Start

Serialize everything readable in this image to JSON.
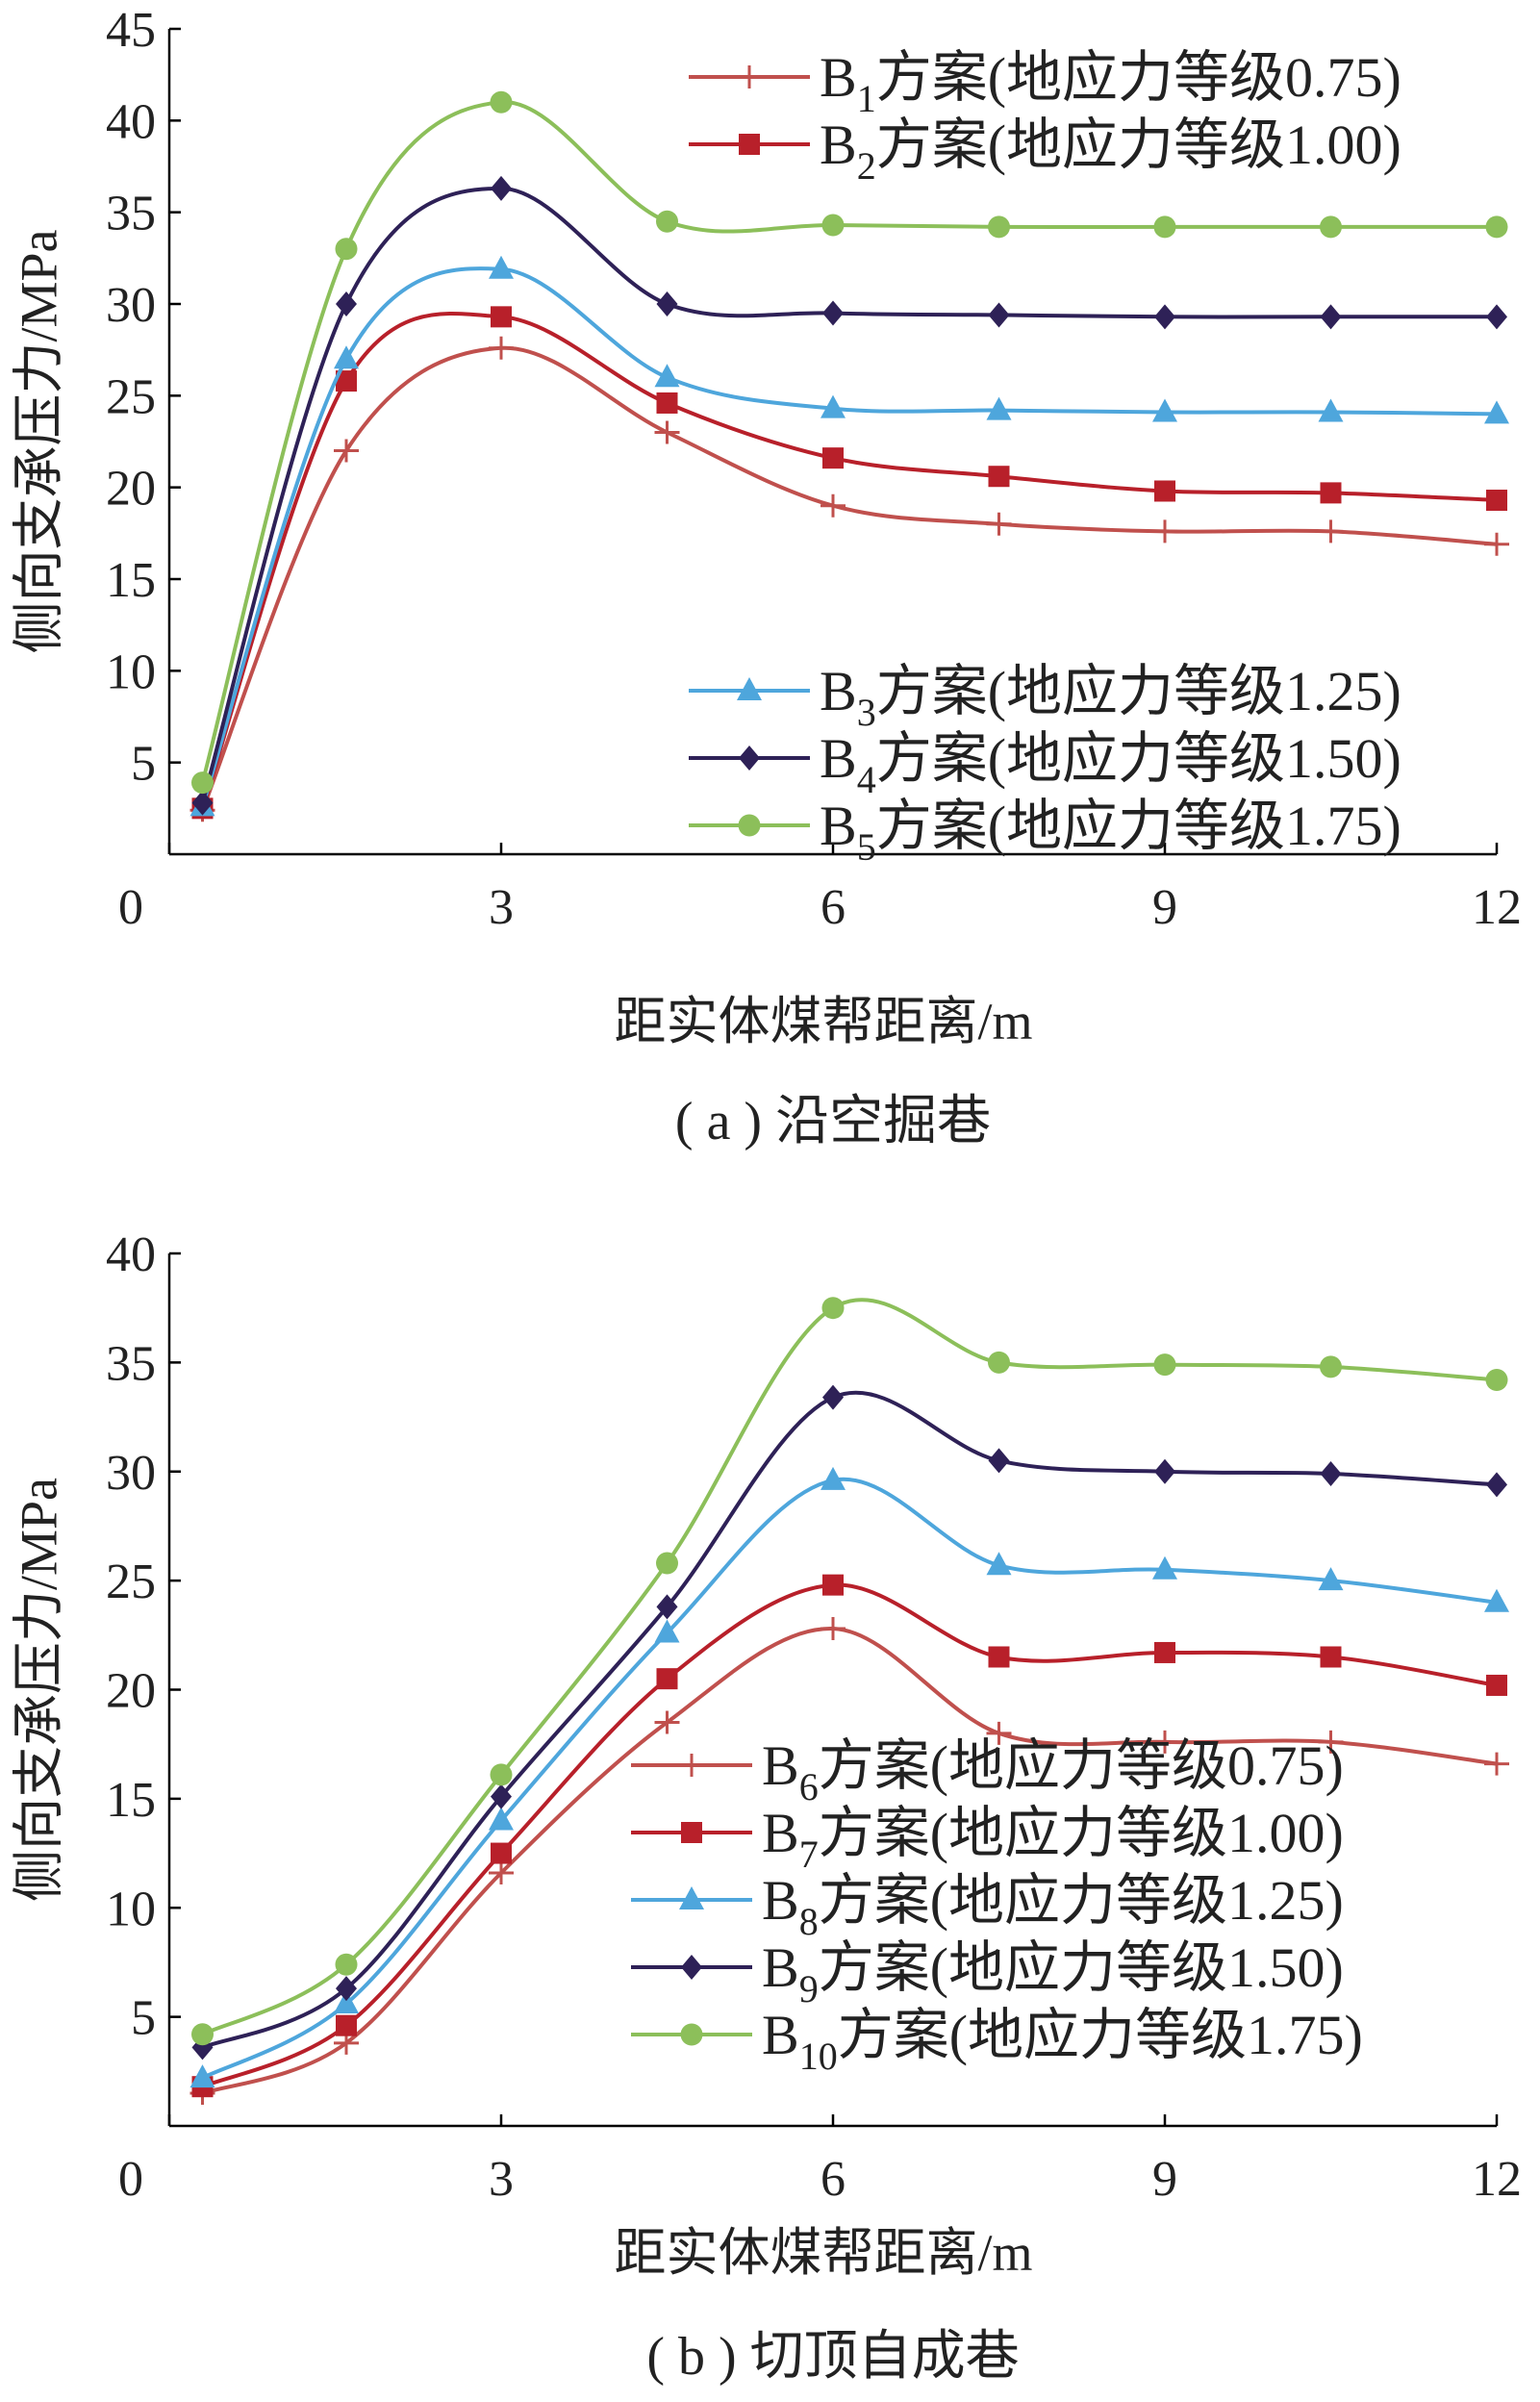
{
  "chart_data": [
    {
      "type": "line",
      "caption": "( a ) 沿空掘巷",
      "xlabel": "距实体煤帮距离/m",
      "ylabel": "侧向支承压力/MPa",
      "xlim": [
        0,
        12
      ],
      "ylim": [
        0,
        45
      ],
      "xticks": [
        "0",
        "3",
        "6",
        "9",
        "12"
      ],
      "yticks": [
        "5",
        "10",
        "15",
        "20",
        "25",
        "30",
        "35",
        "40",
        "45"
      ],
      "x": [
        0.3,
        1.6,
        3.0,
        4.5,
        6.0,
        7.5,
        9.0,
        10.5,
        12.0
      ],
      "series": [
        {
          "name": "B1方案(地应力等级0.75)",
          "label_main": "B",
          "label_sub": "1",
          "label_rest": "方案(地应力等级0.75)",
          "color": "#c0504d",
          "marker": "plus",
          "values": [
            2.4,
            22.0,
            27.6,
            23.0,
            19.0,
            18.0,
            17.6,
            17.6,
            16.9
          ]
        },
        {
          "name": "B2方案(地应力等级1.00)",
          "label_main": "B",
          "label_sub": "2",
          "label_rest": "方案(地应力等级1.00)",
          "color": "#b8202a",
          "marker": "square",
          "values": [
            2.5,
            25.8,
            29.3,
            24.6,
            21.6,
            20.6,
            19.8,
            19.7,
            19.3
          ]
        },
        {
          "name": "B3方案(地应力等级1.25)",
          "label_main": "B",
          "label_sub": "3",
          "label_rest": "方案(地应力等级1.25)",
          "color": "#4ea6dc",
          "marker": "triangle",
          "values": [
            2.6,
            27.0,
            31.9,
            26.0,
            24.3,
            24.2,
            24.1,
            24.1,
            24.0
          ]
        },
        {
          "name": "B4方案(地应力等级1.50)",
          "label_main": "B",
          "label_sub": "4",
          "label_rest": "方案(地应力等级1.50)",
          "color": "#2e2157",
          "marker": "diamond",
          "values": [
            2.8,
            30.0,
            36.3,
            30.0,
            29.5,
            29.4,
            29.3,
            29.3,
            29.3
          ]
        },
        {
          "name": "B5方案(地应力等级1.75)",
          "label_main": "B",
          "label_sub": "5",
          "label_rest": "方案(地应力等级1.75)",
          "color": "#8cbf5a",
          "marker": "circle",
          "values": [
            3.9,
            33.0,
            41.0,
            34.5,
            34.3,
            34.2,
            34.2,
            34.2,
            34.2
          ]
        }
      ]
    },
    {
      "type": "line",
      "caption": "( b ) 切顶自成巷",
      "xlabel": "距实体煤帮距离/m",
      "ylabel": "侧向支承压力/MPa",
      "xlim": [
        0,
        12
      ],
      "ylim": [
        0,
        40
      ],
      "xticks": [
        "0",
        "3",
        "6",
        "9",
        "12"
      ],
      "yticks": [
        "5",
        "10",
        "15",
        "20",
        "25",
        "30",
        "35",
        "40"
      ],
      "x": [
        0.3,
        1.6,
        3.0,
        4.5,
        6.0,
        7.5,
        9.0,
        10.5,
        12.0
      ],
      "series": [
        {
          "name": "B6方案(地应力等级0.75)",
          "label_main": "B",
          "label_sub": "6",
          "label_rest": "方案(地应力等级0.75)",
          "color": "#c0504d",
          "marker": "plus",
          "values": [
            1.5,
            3.8,
            11.6,
            18.5,
            22.8,
            18.0,
            17.6,
            17.6,
            16.6
          ]
        },
        {
          "name": "B7方案(地应力等级1.00)",
          "label_main": "B",
          "label_sub": "7",
          "label_rest": "方案(地应力等级1.00)",
          "color": "#b8202a",
          "marker": "square",
          "values": [
            1.8,
            4.6,
            12.5,
            20.5,
            24.8,
            21.5,
            21.7,
            21.5,
            20.2
          ]
        },
        {
          "name": "B8方案(地应力等级1.25)",
          "label_main": "B",
          "label_sub": "8",
          "label_rest": "方案(地应力等级1.25)",
          "color": "#4ea6dc",
          "marker": "triangle",
          "values": [
            2.2,
            5.6,
            14.0,
            22.6,
            29.6,
            25.7,
            25.5,
            25.0,
            24.0
          ]
        },
        {
          "name": "B9方案(地应力等级1.50)",
          "label_main": "B",
          "label_sub": "9",
          "label_rest": "方案(地应力等级1.50)",
          "color": "#2e2157",
          "marker": "diamond",
          "values": [
            3.6,
            6.3,
            15.1,
            23.8,
            33.4,
            30.5,
            30.0,
            29.9,
            29.4
          ]
        },
        {
          "name": "B10方案(地应力等级1.75)",
          "label_main": "B",
          "label_sub": "10",
          "label_rest": "方案(地应力等级1.75)",
          "color": "#8cbf5a",
          "marker": "circle",
          "values": [
            4.2,
            7.4,
            16.1,
            25.8,
            37.5,
            35.0,
            34.9,
            34.8,
            34.2
          ]
        }
      ]
    }
  ]
}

End

** TASK OBJECTIVE **
Copy every entry word for word, but omit the pictures.

** RESULT **
Serialize everything readable in this image to JSON.
{
  "chart_data": [
    {
      "type": "line",
      "caption": "( a ) 沿空掘巷",
      "xlabel": "距实体煤帮距离/m",
      "ylabel": "侧向支承压力/MPa",
      "xlim": [
        0,
        12
      ],
      "ylim": [
        0,
        45
      ],
      "xticks": [
        "0",
        "3",
        "6",
        "9",
        "12"
      ],
      "yticks": [
        "5",
        "10",
        "15",
        "20",
        "25",
        "30",
        "35",
        "40",
        "45"
      ],
      "x": [
        0.3,
        1.6,
        3.0,
        4.5,
        6.0,
        7.5,
        9.0,
        10.5,
        12.0
      ],
      "series": [
        {
          "name": "B1方案(地应力等级0.75)",
          "label_main": "B",
          "label_sub": "1",
          "label_rest": "方案(地应力等级0.75)",
          "color": "#c0504d",
          "marker": "plus",
          "values": [
            2.4,
            22.0,
            27.6,
            23.0,
            19.0,
            18.0,
            17.6,
            17.6,
            16.9
          ]
        },
        {
          "name": "B2方案(地应力等级1.00)",
          "label_main": "B",
          "label_sub": "2",
          "label_rest": "方案(地应力等级1.00)",
          "color": "#b8202a",
          "marker": "square",
          "values": [
            2.5,
            25.8,
            29.3,
            24.6,
            21.6,
            20.6,
            19.8,
            19.7,
            19.3
          ]
        },
        {
          "name": "B3方案(地应力等级1.25)",
          "label_main": "B",
          "label_sub": "3",
          "label_rest": "方案(地应力等级1.25)",
          "color": "#4ea6dc",
          "marker": "triangle",
          "values": [
            2.6,
            27.0,
            31.9,
            26.0,
            24.3,
            24.2,
            24.1,
            24.1,
            24.0
          ]
        },
        {
          "name": "B4方案(地应力等级1.50)",
          "label_main": "B",
          "label_sub": "4",
          "label_rest": "方案(地应力等级1.50)",
          "color": "#2e2157",
          "marker": "diamond",
          "values": [
            2.8,
            30.0,
            36.3,
            30.0,
            29.5,
            29.4,
            29.3,
            29.3,
            29.3
          ]
        },
        {
          "name": "B5方案(地应力等级1.75)",
          "label_main": "B",
          "label_sub": "5",
          "label_rest": "方案(地应力等级1.75)",
          "color": "#8cbf5a",
          "marker": "circle",
          "values": [
            3.9,
            33.0,
            41.0,
            34.5,
            34.3,
            34.2,
            34.2,
            34.2,
            34.2
          ]
        }
      ]
    },
    {
      "type": "line",
      "caption": "( b ) 切顶自成巷",
      "xlabel": "距实体煤帮距离/m",
      "ylabel": "侧向支承压力/MPa",
      "xlim": [
        0,
        12
      ],
      "ylim": [
        0,
        40
      ],
      "xticks": [
        "0",
        "3",
        "6",
        "9",
        "12"
      ],
      "yticks": [
        "5",
        "10",
        "15",
        "20",
        "25",
        "30",
        "35",
        "40"
      ],
      "x": [
        0.3,
        1.6,
        3.0,
        4.5,
        6.0,
        7.5,
        9.0,
        10.5,
        12.0
      ],
      "series": [
        {
          "name": "B6方案(地应力等级0.75)",
          "label_main": "B",
          "label_sub": "6",
          "label_rest": "方案(地应力等级0.75)",
          "color": "#c0504d",
          "marker": "plus",
          "values": [
            1.5,
            3.8,
            11.6,
            18.5,
            22.8,
            18.0,
            17.6,
            17.6,
            16.6
          ]
        },
        {
          "name": "B7方案(地应力等级1.00)",
          "label_main": "B",
          "label_sub": "7",
          "label_rest": "方案(地应力等级1.00)",
          "color": "#b8202a",
          "marker": "square",
          "values": [
            1.8,
            4.6,
            12.5,
            20.5,
            24.8,
            21.5,
            21.7,
            21.5,
            20.2
          ]
        },
        {
          "name": "B8方案(地应力等级1.25)",
          "label_main": "B",
          "label_sub": "8",
          "label_rest": "方案(地应力等级1.25)",
          "color": "#4ea6dc",
          "marker": "triangle",
          "values": [
            2.2,
            5.6,
            14.0,
            22.6,
            29.6,
            25.7,
            25.5,
            25.0,
            24.0
          ]
        },
        {
          "name": "B9方案(地应力等级1.50)",
          "label_main": "B",
          "label_sub": "9",
          "label_rest": "方案(地应力等级1.50)",
          "color": "#2e2157",
          "marker": "diamond",
          "values": [
            3.6,
            6.3,
            15.1,
            23.8,
            33.4,
            30.5,
            30.0,
            29.9,
            29.4
          ]
        },
        {
          "name": "B10方案(地应力等级1.75)",
          "label_main": "B",
          "label_sub": "10",
          "label_rest": "方案(地应力等级1.75)",
          "color": "#8cbf5a",
          "marker": "circle",
          "values": [
            4.2,
            7.4,
            16.1,
            25.8,
            37.5,
            35.0,
            34.9,
            34.8,
            34.2
          ]
        }
      ]
    }
  ]
}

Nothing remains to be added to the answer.